● **WHAT YOU HAVE TO DO**
Tally each line where the word "的最大公因数是" occurs, then give only the total.
— Begin RECORDS SHOWN —
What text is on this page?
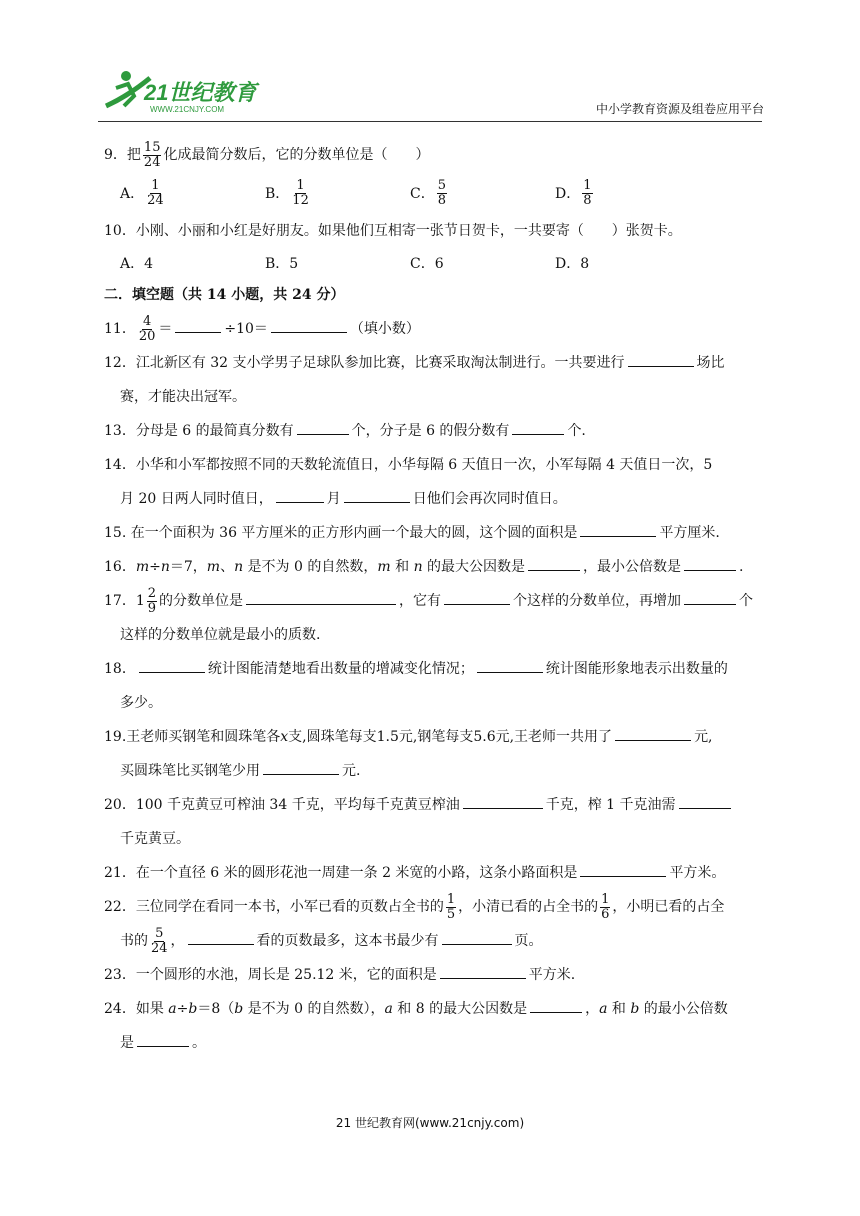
21世纪教育
WWW.21CNJY.COM	中小学教育资源及组卷应用平台

9．把 $\frac{15}{24}$ 化成最简分数后，它的分数单位是（　　）

A． $\frac{1}{24}$	B． $\frac{1}{12}$	C． $\frac{5}{8}$	D． $\frac{1}{8}$

10．小刚、小丽和小红是好朋友。如果他们互相寄一张节日贺卡，一共要寄（　　）张贺卡。

A．4	B．5	C．6	D．8

二．填空题（共 14 小题，共 24 分）

11． $\frac{4}{20}$ ＝	÷10＝	（填小数）

12．江北新区有 32 支小学男子足球队参加比赛，比赛采取淘汰制进行。一共要进行	场比

赛，才能决出冠军。

13．分母是 6 的最简真分数有	个，分子是 6 的假分数有	个.

14．小华和小军都按照不同的天数轮流值日，小华每隔 6 天值日一次，小军每隔 4 天值日一次，5

月 20 日两人同时值日，	月	日他们会再次同时值日。

15. 在一个面积为 36 平方厘米的正方形内画一个最大的圆，这个圆的面积是	平方厘米.

16．m÷n＝7，m、n 是不为 0 的自然数，m 和 n 的最大公因数是	，最小公倍数是	.

17．$1 \frac{2}{9}$ 的分数单位是	，它有	个这样的分数单位，再增加	个

这样的分数单位就是最小的质数.

18．	统计图能清楚地看出数量的增减变化情况；	统计图能形象地表示出数量的

多少。

19.王老师买钢笔和圆珠笔各x支,圆珠笔每支1.5元,钢笔每支5.6元,王老师一共用了	元,

买圆珠笔比买钢笔少用	元.

20．100 千克黄豆可榨油 34 千克，平均每千克黄豆榨油	千克，榨 1 千克油需

千克黄豆。

21．在一个直径 6 米的圆形花池一周建一条 2 米宽的小路，这条小路面积是	平方米。

22．三位同学在看同一本书，小军已看的页数占全书的 $\frac{1}{5}$ ，小清已看的占全书的 $\frac{1}{6}$ ，小明已看的占全

书的 $\frac{5}{24}$ ，	看的页数最多，这本书最少有	页。

23．一个圆形的水池，周长是 25.12 米，它的面积是	平方米.

24．如果 a÷b＝8（b 是不为 0 的自然数），a 和 8 的最大公因数是	，a 和 b 的最小公倍数

是	。

21 世纪教育网(www.21cnjy.com)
— End RECORDS SHOWN —
● **COMPLETE ANSWER**
2